Data to use
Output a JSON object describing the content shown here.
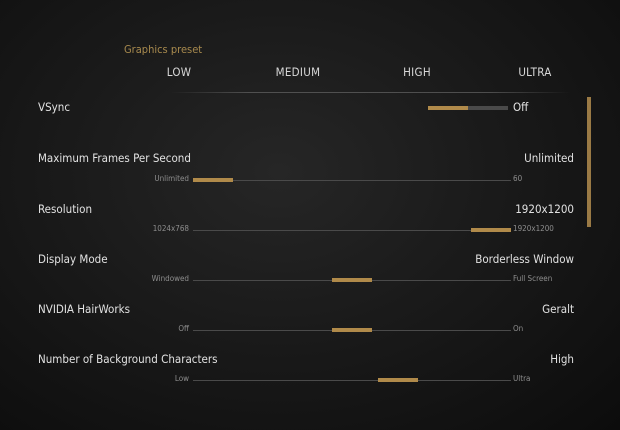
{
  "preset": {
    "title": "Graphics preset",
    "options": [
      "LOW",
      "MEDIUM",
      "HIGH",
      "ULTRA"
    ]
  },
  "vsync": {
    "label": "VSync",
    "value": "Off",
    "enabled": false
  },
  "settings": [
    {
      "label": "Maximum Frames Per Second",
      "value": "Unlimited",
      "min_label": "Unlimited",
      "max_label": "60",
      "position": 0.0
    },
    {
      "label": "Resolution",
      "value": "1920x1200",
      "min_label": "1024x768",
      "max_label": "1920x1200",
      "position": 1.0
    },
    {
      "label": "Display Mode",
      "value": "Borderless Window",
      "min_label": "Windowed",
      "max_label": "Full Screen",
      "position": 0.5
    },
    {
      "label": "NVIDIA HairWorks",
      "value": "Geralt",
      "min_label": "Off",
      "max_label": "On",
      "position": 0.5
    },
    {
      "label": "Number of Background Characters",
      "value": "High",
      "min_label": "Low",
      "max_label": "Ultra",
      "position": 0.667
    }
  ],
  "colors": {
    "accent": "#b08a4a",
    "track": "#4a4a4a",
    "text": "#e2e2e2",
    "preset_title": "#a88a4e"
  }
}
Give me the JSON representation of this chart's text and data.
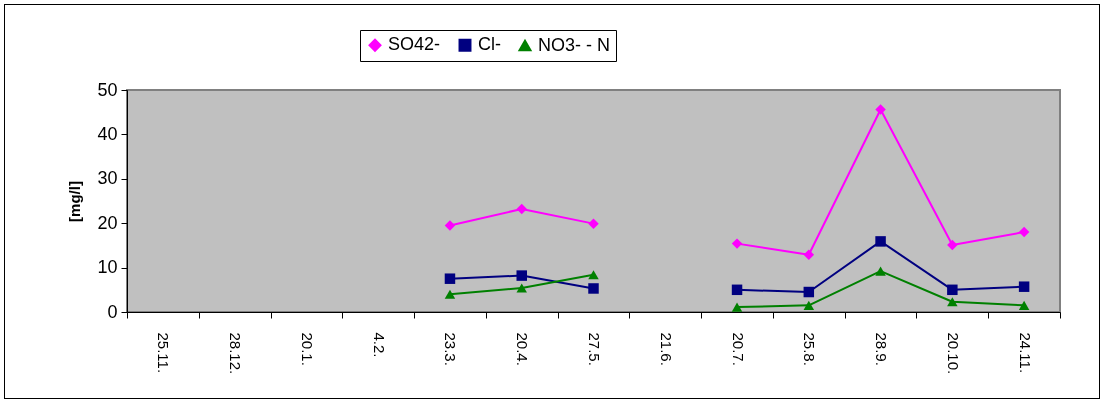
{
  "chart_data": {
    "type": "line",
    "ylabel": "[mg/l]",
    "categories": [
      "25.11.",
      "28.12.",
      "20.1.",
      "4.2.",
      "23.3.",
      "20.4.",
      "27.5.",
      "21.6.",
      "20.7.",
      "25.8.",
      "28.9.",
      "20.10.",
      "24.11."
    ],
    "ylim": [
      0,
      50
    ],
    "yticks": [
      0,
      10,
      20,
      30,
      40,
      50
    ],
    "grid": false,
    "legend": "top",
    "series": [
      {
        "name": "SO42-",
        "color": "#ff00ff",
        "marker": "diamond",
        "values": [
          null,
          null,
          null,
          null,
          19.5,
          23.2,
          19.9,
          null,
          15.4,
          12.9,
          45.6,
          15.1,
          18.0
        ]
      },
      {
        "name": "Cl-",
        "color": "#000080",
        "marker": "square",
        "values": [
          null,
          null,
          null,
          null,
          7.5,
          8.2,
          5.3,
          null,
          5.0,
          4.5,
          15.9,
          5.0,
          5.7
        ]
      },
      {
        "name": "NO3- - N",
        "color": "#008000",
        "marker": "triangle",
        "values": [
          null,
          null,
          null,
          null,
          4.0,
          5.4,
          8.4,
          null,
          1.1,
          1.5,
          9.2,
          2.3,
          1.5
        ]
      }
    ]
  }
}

Given problem
What is the number of lines in the records that contain the word "marker"? Answer with the number and nothing else.

Output of the task
3